Collected data entries:

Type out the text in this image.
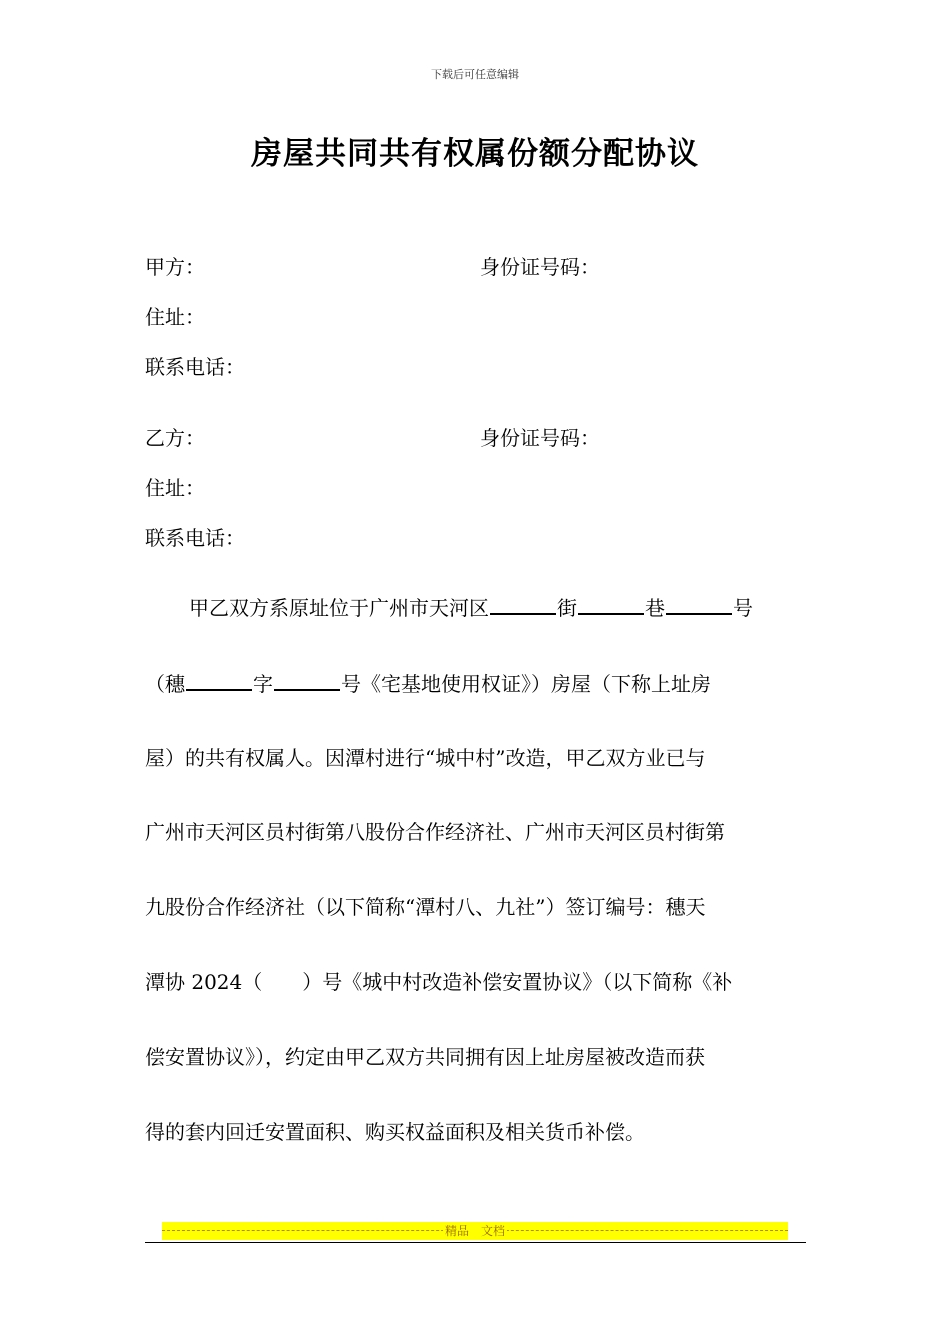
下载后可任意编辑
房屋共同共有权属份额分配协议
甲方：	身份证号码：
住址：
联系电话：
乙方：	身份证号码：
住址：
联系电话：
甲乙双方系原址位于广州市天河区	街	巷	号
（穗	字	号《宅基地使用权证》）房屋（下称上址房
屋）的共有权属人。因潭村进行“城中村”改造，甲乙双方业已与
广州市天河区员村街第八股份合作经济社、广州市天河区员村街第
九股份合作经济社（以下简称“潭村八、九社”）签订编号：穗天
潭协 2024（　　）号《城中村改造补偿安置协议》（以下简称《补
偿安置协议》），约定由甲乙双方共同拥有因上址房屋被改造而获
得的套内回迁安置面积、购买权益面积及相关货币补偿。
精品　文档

### Instructions for the task
From the entries above, extract each line containing "以下简称".

### Written reply
九股份合作经济社（以下简称“潭村八、九社”）签订编号：穗天
潭协 2024（　　）号《城中村改造补偿安置协议》（以下简称《补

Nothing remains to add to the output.